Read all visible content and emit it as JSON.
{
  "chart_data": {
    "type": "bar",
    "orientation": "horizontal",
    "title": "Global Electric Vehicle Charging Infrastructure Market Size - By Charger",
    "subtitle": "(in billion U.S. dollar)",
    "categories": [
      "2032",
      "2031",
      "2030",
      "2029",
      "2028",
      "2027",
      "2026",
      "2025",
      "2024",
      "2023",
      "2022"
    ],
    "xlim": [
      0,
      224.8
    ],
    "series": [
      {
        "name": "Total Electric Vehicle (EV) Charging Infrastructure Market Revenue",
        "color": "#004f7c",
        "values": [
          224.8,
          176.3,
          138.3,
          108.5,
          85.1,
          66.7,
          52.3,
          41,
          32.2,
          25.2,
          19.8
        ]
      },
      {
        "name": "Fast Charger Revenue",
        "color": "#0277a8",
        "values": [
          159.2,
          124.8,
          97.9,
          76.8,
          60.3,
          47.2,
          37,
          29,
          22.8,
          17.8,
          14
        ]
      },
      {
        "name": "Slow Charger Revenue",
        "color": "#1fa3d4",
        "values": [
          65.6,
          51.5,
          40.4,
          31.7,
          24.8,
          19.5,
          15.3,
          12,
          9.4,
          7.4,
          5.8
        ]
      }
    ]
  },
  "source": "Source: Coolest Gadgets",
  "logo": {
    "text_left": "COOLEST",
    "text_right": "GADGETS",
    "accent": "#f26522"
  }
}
# # # # # # #
◆ Required work ◆
Look through the data above. Copy every line with the string "Vehicle" in it.

◆ Solution ◆
    "title": "Global Electric Vehicle Charging Infrastructure Market Size - By Charger",
        "name": "Total Electric Vehicle (EV) Charging Infrastructure Market Revenue",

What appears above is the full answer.